START MATERIAL SUPPLIED

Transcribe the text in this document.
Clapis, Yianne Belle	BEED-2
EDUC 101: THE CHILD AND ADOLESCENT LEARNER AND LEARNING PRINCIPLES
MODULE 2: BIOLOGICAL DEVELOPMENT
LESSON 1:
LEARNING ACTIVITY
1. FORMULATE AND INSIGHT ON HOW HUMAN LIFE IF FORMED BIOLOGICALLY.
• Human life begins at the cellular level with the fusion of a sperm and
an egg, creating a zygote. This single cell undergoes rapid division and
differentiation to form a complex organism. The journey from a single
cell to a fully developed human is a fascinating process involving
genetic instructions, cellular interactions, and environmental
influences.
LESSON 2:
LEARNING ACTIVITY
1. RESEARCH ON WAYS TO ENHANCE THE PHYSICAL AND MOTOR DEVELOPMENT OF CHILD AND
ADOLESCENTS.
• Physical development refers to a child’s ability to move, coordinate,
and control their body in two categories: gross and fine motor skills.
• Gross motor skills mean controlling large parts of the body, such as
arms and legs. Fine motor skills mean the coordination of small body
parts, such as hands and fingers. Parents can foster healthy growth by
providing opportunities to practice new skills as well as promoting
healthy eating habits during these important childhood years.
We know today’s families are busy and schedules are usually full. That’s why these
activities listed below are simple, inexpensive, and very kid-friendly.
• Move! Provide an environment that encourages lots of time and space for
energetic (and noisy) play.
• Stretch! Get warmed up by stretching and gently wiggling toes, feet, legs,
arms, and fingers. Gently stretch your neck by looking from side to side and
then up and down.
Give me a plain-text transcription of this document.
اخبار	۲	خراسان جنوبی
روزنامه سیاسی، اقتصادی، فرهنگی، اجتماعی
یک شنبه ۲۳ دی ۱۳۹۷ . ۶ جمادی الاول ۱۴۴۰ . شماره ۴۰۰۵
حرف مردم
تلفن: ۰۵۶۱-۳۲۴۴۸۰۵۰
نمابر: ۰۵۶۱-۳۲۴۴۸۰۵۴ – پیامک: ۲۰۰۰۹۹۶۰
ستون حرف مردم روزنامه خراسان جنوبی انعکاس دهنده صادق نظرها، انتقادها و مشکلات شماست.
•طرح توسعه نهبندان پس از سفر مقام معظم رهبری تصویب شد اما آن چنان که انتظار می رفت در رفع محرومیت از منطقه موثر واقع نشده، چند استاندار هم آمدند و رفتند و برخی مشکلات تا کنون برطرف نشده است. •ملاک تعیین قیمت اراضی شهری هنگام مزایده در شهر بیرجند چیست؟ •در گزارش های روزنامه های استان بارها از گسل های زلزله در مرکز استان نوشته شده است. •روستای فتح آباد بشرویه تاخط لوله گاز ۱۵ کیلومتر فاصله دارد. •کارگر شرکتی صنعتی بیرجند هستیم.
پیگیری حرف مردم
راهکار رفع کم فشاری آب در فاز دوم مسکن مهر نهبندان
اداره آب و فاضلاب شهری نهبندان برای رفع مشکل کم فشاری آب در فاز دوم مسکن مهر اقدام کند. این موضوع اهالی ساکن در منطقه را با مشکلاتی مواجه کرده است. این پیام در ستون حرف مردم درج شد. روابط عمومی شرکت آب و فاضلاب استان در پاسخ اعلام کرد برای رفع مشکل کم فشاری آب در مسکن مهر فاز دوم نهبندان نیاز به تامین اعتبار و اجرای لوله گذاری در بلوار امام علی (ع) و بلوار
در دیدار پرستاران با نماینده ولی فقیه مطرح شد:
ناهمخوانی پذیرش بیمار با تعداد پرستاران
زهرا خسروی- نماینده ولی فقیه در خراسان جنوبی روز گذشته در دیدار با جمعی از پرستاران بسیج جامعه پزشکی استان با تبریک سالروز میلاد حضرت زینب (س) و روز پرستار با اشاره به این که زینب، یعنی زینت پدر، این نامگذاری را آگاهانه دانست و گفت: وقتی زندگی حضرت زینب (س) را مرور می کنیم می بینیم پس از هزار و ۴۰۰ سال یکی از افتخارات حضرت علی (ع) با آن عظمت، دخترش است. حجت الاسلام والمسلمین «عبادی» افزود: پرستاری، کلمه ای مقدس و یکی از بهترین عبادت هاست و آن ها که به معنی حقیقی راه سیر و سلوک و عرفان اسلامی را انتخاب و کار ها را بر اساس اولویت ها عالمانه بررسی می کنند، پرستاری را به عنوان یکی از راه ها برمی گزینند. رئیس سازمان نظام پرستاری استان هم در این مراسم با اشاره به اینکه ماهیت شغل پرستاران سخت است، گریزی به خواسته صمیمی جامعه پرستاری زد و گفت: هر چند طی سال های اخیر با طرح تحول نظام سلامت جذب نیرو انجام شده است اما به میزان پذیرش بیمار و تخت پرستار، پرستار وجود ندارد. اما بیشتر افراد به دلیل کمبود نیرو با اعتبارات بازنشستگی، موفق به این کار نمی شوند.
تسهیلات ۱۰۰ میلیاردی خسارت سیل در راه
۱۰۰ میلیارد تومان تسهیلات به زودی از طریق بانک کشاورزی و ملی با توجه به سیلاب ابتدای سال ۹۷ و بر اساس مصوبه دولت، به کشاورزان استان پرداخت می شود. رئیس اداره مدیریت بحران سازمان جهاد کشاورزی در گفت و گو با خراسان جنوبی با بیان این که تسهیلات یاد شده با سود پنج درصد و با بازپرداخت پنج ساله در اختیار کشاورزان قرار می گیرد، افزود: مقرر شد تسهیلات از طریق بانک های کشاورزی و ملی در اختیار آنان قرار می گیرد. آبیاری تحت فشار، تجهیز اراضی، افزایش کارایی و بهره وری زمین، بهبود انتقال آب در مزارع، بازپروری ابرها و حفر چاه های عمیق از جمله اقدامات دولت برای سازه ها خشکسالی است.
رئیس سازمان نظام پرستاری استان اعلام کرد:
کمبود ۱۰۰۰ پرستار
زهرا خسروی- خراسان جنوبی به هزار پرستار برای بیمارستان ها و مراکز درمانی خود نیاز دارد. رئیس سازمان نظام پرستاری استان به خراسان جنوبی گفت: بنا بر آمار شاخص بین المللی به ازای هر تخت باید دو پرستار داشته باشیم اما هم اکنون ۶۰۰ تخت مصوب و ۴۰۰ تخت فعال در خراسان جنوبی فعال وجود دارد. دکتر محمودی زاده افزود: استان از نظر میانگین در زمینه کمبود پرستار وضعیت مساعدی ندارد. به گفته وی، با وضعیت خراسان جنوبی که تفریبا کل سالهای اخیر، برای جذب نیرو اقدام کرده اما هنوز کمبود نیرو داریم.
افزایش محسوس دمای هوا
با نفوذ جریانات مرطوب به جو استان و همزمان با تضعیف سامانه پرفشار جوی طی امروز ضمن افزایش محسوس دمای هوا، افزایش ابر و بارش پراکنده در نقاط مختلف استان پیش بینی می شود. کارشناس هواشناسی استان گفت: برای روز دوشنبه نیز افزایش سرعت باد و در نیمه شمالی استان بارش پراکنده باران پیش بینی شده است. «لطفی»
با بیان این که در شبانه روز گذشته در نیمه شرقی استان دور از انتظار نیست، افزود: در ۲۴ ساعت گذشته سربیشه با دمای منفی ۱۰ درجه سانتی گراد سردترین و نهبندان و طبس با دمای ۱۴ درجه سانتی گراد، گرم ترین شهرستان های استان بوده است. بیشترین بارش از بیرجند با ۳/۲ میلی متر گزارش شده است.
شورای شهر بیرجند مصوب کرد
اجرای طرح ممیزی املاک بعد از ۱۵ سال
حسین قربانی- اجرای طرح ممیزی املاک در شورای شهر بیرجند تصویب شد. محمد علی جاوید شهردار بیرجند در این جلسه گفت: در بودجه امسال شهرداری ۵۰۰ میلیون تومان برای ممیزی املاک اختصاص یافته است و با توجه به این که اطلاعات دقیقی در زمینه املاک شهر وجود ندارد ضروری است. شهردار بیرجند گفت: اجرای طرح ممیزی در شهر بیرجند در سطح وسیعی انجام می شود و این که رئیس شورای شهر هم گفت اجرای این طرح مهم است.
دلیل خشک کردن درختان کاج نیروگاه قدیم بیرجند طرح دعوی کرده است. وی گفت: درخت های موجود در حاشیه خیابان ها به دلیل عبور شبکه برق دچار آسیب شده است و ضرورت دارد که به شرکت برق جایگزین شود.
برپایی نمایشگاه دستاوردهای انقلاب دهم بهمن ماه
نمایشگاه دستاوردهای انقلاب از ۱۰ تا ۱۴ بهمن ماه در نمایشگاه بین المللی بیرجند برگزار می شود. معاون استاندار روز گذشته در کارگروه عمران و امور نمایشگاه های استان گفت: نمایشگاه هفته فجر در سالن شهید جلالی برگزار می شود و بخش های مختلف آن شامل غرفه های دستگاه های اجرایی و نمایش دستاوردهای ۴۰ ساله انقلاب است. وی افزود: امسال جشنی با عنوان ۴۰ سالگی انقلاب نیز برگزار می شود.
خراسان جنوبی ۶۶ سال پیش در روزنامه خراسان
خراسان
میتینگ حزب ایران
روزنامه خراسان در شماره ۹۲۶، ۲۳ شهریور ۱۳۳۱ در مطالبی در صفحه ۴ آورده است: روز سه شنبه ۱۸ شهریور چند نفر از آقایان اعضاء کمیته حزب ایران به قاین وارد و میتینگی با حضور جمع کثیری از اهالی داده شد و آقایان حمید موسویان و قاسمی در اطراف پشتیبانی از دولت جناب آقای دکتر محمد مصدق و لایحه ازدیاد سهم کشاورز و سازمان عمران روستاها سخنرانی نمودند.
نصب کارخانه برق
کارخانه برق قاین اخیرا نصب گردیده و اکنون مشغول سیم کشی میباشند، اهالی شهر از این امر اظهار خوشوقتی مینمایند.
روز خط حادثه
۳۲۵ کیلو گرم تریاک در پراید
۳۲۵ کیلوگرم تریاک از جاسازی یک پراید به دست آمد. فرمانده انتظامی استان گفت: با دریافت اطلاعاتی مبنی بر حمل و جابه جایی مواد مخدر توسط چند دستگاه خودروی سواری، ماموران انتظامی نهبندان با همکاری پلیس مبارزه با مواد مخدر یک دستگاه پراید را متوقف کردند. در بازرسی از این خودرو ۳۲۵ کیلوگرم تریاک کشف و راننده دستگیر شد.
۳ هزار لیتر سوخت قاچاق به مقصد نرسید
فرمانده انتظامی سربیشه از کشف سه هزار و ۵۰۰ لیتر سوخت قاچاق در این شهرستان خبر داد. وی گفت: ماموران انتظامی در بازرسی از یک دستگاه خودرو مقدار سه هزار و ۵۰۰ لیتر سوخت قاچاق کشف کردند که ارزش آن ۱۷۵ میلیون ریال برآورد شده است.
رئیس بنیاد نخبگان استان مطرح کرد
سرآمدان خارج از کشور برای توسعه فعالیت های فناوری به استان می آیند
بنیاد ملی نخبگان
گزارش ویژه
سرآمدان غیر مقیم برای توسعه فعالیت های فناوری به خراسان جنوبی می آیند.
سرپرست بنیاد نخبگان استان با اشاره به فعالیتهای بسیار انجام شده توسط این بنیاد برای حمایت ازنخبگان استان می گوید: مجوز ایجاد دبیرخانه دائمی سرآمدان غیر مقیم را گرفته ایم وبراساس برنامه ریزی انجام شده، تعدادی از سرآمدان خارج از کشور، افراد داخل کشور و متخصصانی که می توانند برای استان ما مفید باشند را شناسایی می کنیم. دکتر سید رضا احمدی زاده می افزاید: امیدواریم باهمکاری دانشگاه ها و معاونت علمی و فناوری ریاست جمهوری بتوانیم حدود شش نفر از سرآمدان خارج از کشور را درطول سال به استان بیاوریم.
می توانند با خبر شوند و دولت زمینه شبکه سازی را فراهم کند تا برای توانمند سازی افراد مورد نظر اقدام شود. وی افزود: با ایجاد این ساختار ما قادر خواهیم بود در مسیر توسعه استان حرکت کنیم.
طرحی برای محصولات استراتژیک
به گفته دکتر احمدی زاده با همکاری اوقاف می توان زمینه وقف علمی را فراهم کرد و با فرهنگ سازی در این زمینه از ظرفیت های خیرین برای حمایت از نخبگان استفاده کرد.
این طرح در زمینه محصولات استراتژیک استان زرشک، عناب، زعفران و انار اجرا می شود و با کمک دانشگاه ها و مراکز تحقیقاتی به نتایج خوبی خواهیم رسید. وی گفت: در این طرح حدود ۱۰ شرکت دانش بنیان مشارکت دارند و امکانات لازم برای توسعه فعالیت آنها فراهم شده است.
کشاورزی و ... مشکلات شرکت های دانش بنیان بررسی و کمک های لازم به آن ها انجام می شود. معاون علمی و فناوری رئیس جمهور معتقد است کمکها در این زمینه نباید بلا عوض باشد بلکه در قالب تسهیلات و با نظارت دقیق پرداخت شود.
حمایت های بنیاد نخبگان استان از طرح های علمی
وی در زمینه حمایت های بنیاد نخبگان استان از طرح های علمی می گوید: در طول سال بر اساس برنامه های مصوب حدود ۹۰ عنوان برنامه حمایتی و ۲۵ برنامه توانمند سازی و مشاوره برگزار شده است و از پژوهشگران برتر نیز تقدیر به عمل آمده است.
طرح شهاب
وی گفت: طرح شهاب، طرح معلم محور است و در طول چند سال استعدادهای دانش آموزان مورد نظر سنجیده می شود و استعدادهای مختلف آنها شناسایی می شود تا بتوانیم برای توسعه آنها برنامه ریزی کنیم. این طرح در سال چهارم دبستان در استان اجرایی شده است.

END MATERIAL SUPPLIED

REQUIREMENT —
How many lines of these entries hold the string "دمای"? Answer with the number alone.

COMPLETE RESPONSE —
3